Exercise requirements - Count every line that includes the string "text" in the entries that follow. Nothing besides the number is needed.

Stored rows -
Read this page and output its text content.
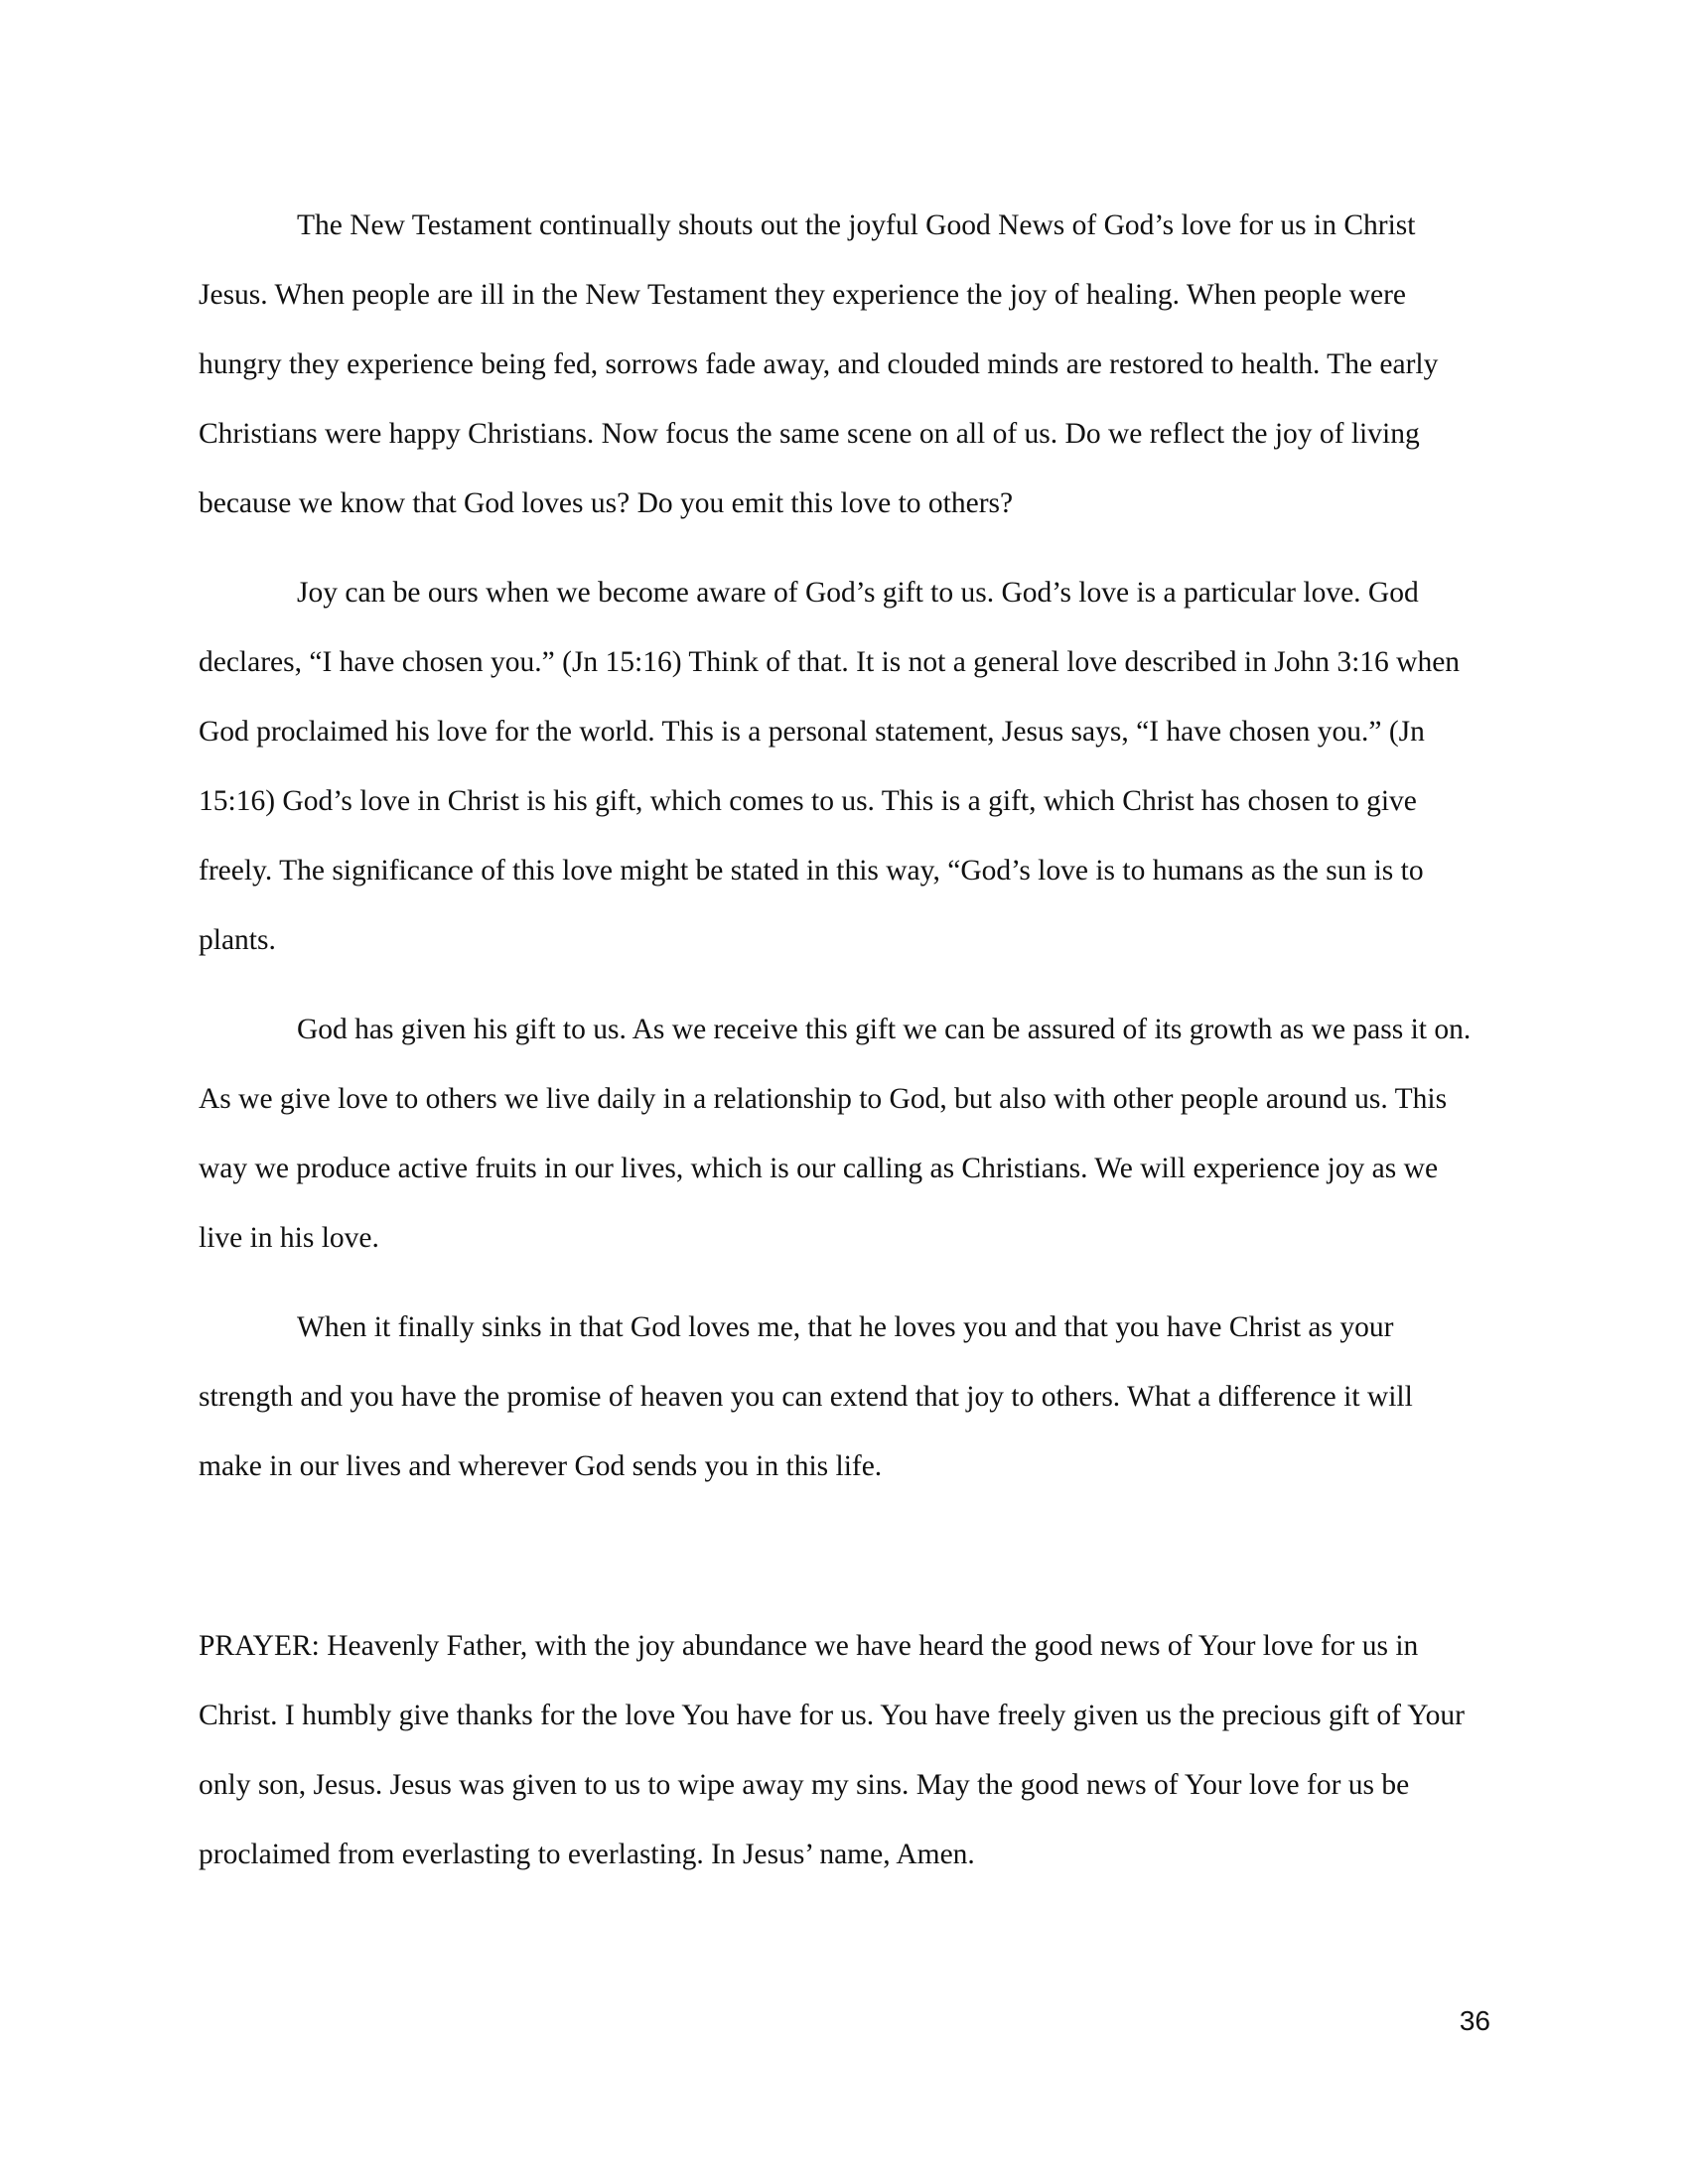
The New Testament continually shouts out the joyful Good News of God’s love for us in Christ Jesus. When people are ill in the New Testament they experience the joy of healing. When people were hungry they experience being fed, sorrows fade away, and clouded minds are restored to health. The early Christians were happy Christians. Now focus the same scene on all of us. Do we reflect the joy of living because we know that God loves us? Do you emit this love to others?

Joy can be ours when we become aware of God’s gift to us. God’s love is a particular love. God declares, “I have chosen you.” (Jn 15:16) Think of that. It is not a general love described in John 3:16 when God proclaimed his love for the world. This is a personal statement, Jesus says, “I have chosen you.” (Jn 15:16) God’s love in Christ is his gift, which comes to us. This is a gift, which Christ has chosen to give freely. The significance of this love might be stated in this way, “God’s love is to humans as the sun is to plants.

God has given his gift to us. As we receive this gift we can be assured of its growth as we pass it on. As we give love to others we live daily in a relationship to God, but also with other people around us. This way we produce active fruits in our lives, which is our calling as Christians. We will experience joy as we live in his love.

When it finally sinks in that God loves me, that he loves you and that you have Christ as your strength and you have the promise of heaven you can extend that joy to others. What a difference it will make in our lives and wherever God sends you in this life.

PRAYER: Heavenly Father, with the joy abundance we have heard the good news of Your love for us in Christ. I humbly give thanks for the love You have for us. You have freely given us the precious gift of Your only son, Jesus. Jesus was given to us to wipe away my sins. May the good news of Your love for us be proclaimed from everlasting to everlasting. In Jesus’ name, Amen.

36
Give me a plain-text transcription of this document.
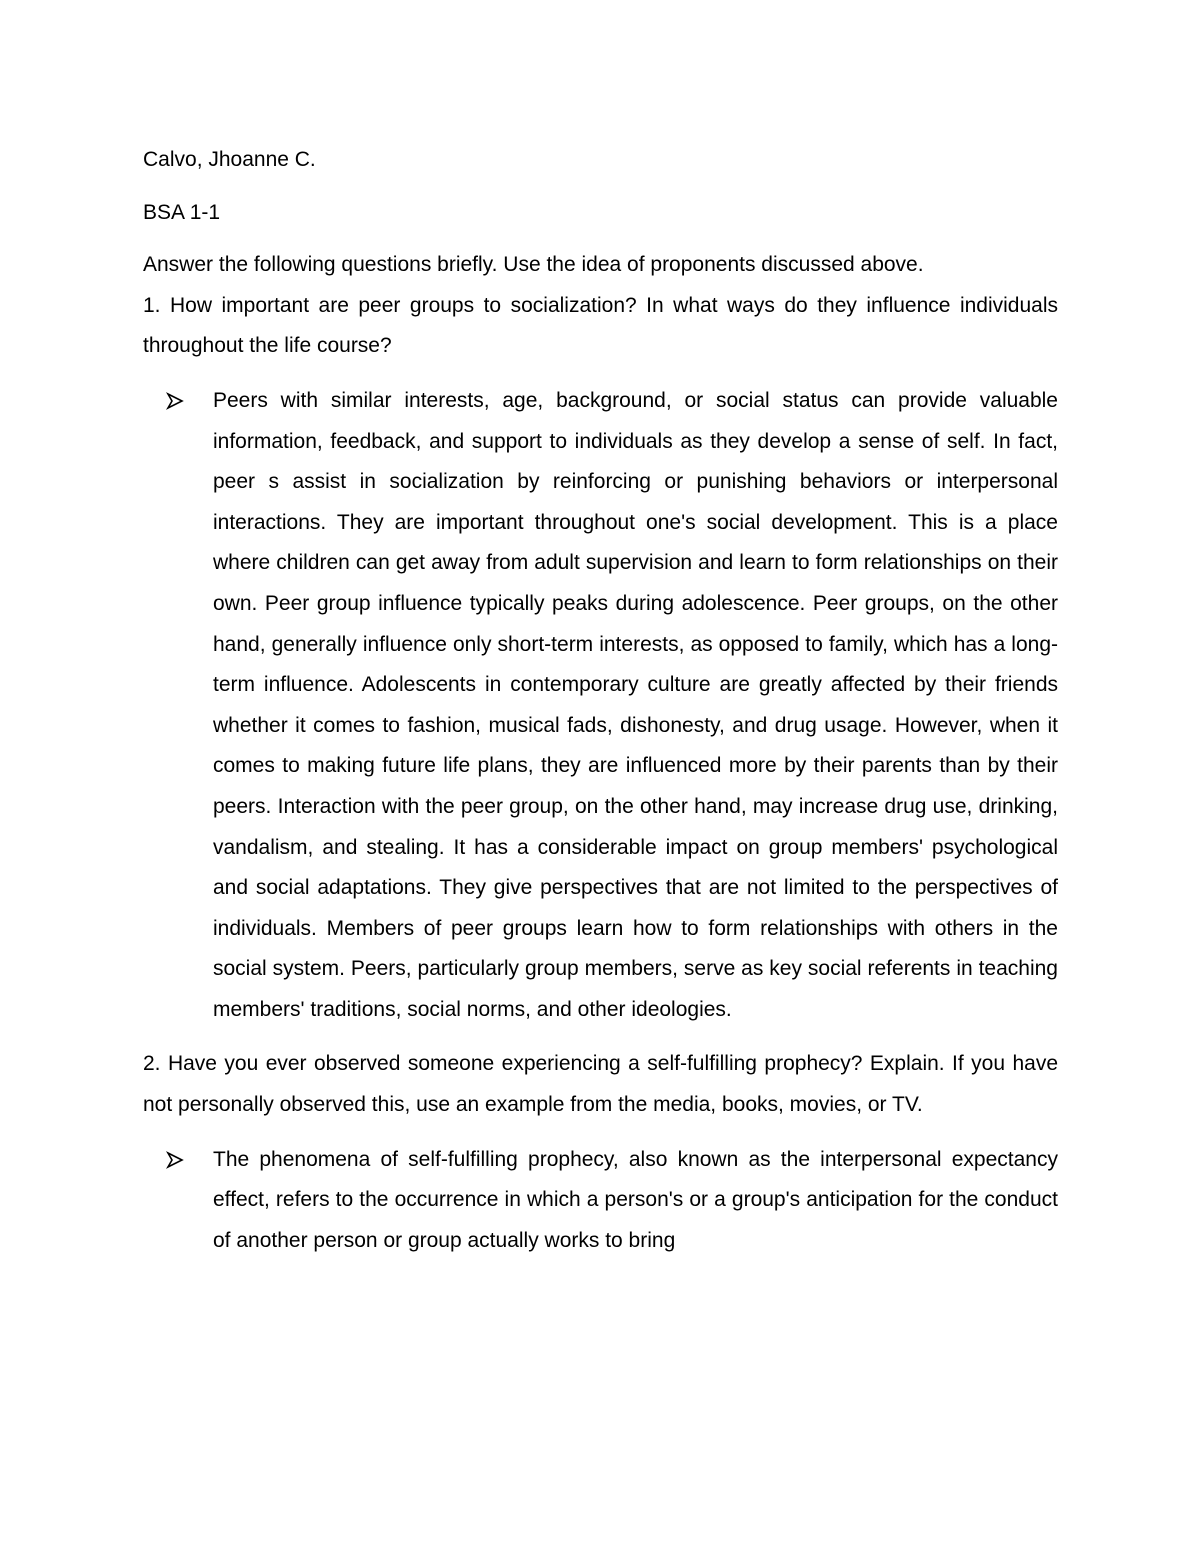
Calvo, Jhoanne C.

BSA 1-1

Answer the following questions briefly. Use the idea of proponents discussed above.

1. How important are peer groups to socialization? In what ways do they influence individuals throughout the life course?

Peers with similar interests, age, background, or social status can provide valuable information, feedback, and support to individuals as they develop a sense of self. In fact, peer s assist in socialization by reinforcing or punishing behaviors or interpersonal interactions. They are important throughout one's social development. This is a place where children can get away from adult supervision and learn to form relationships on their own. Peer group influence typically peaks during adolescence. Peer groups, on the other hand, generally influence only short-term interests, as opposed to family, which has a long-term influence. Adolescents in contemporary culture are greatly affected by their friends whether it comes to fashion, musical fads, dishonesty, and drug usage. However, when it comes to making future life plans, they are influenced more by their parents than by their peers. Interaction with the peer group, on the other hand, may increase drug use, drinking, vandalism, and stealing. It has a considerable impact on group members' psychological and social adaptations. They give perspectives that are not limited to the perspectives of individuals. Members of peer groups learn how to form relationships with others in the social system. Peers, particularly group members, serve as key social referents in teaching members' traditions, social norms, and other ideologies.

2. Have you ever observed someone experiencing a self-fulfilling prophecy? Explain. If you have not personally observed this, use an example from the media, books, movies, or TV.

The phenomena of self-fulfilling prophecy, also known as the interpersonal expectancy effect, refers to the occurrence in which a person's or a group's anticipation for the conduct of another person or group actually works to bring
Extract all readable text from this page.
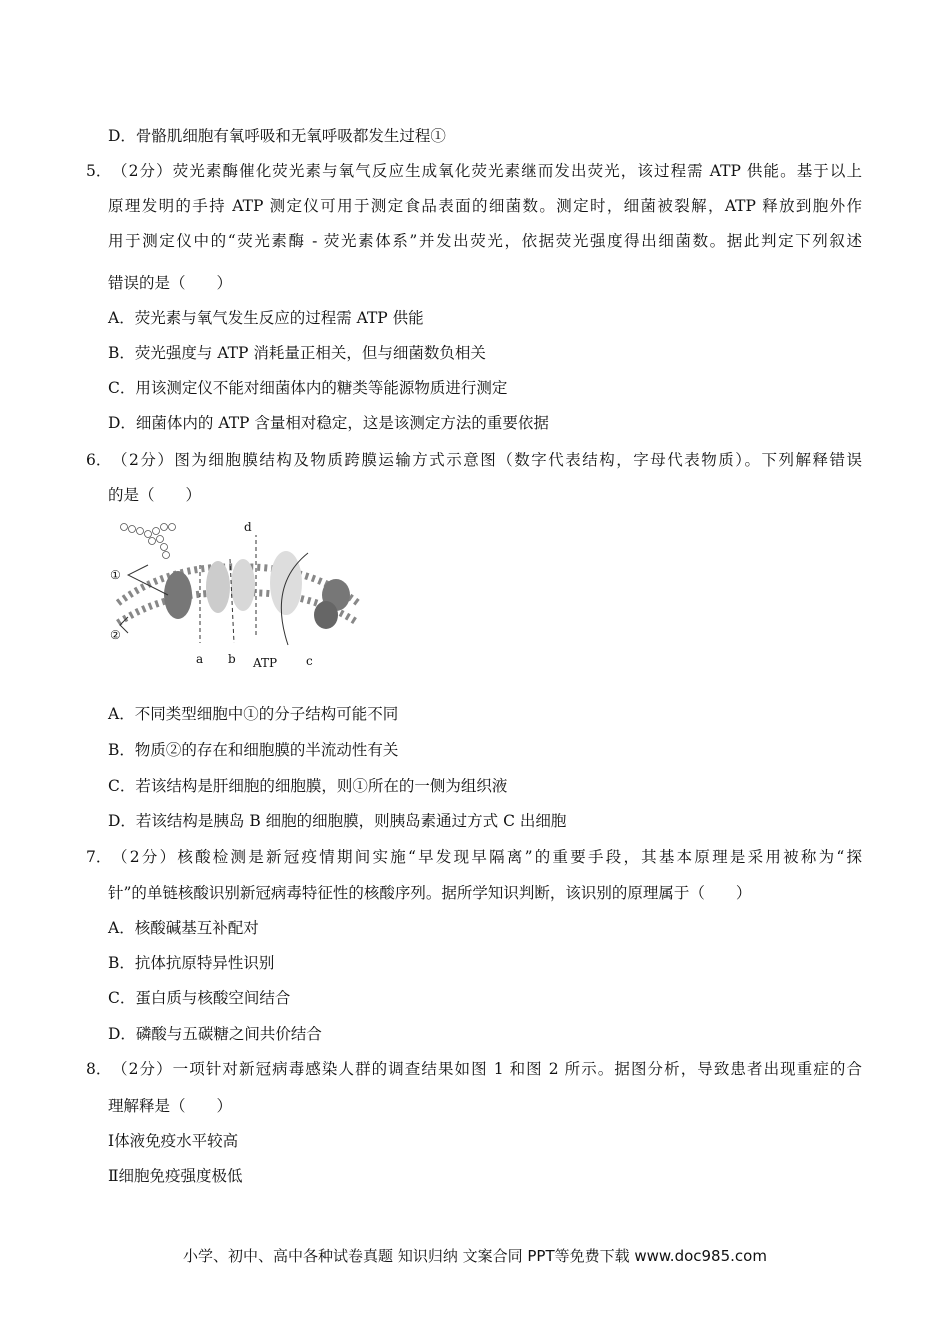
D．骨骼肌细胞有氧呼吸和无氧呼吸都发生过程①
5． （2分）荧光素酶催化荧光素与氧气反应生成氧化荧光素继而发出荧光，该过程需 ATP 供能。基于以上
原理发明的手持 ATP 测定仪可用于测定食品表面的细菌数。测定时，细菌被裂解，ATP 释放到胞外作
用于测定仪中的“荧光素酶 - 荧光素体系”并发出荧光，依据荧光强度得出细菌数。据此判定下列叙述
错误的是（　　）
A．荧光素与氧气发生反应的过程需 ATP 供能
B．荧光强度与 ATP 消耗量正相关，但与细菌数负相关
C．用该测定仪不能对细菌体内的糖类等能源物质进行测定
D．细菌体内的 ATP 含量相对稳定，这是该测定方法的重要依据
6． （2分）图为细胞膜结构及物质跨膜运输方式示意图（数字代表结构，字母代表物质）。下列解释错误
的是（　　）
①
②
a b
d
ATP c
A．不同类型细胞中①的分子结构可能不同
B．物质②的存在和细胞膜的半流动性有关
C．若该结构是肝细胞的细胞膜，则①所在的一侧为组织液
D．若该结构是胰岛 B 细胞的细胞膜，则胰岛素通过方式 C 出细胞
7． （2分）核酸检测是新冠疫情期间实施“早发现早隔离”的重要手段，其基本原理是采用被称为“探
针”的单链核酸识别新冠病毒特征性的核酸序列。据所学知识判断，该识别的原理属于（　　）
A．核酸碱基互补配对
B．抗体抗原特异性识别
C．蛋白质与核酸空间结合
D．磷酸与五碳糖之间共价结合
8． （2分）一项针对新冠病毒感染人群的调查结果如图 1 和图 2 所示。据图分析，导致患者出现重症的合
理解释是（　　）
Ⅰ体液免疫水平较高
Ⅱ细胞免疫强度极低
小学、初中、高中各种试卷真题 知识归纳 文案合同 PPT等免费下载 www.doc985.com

Response to this task - 3